• _GOAL OF THE EXERCISE_
In the entries below, count every line containing "name". Return the number and nothing else.

• _SUPPLIED ENTRIES_

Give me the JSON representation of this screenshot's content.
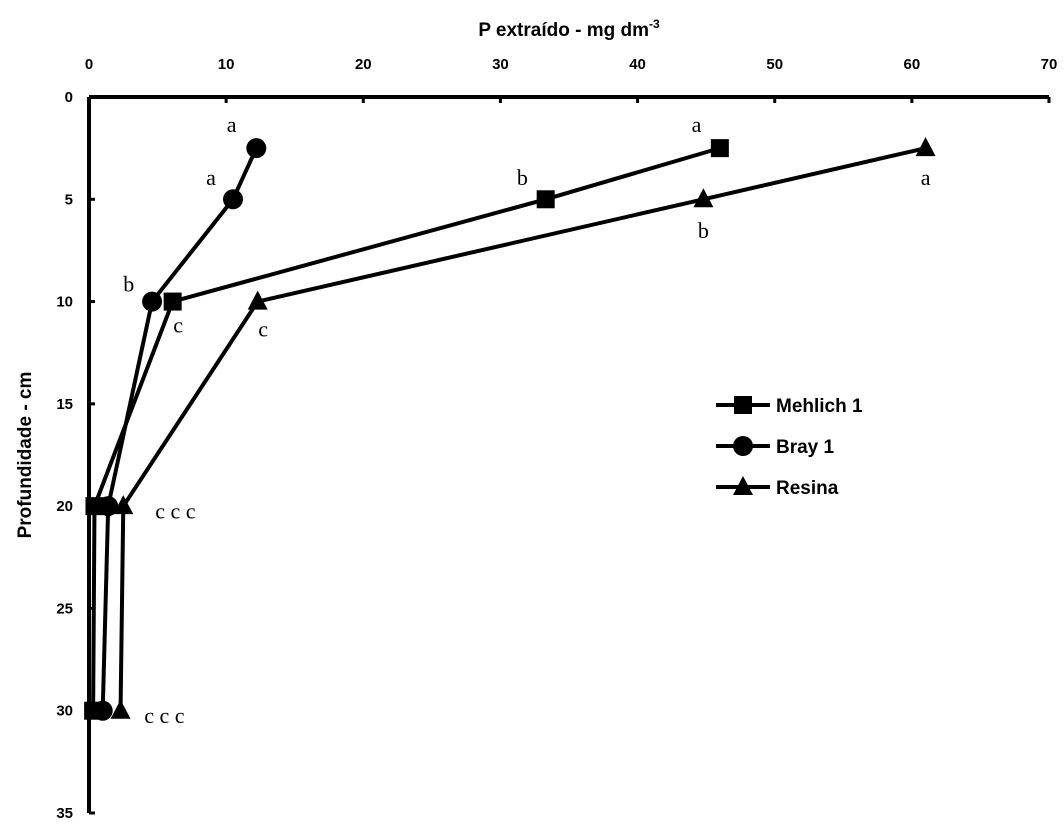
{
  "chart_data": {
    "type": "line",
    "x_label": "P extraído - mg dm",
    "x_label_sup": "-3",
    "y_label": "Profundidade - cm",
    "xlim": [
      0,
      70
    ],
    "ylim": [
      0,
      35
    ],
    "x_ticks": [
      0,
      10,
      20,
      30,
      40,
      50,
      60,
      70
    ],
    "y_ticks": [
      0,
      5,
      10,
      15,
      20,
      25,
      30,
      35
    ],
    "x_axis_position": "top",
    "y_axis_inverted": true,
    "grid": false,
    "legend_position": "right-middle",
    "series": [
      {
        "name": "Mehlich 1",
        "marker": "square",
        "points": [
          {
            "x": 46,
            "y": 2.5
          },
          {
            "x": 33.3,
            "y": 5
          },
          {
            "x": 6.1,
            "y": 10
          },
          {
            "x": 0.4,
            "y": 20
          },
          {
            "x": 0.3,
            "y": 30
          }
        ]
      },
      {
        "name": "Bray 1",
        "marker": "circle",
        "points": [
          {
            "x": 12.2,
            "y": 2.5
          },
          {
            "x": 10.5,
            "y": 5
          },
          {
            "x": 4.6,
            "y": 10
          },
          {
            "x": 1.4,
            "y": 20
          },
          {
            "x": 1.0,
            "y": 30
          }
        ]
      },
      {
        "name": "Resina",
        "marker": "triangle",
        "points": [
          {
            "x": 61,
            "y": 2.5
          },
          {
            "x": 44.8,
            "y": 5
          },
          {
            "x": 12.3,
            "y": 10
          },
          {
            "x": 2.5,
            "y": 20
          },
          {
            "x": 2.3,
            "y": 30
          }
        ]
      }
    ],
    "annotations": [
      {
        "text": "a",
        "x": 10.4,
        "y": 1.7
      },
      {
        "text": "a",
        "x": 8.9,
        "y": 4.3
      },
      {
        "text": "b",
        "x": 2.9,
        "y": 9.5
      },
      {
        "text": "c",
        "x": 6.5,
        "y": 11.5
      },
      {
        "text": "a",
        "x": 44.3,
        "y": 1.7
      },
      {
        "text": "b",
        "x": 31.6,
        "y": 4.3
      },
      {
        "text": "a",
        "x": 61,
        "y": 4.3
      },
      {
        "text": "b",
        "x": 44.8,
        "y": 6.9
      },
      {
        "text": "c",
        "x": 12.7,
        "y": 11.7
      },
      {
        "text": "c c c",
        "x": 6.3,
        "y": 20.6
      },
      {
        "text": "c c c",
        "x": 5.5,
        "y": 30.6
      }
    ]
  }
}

• _SOLUTION FOR THIS EXERCISE_
3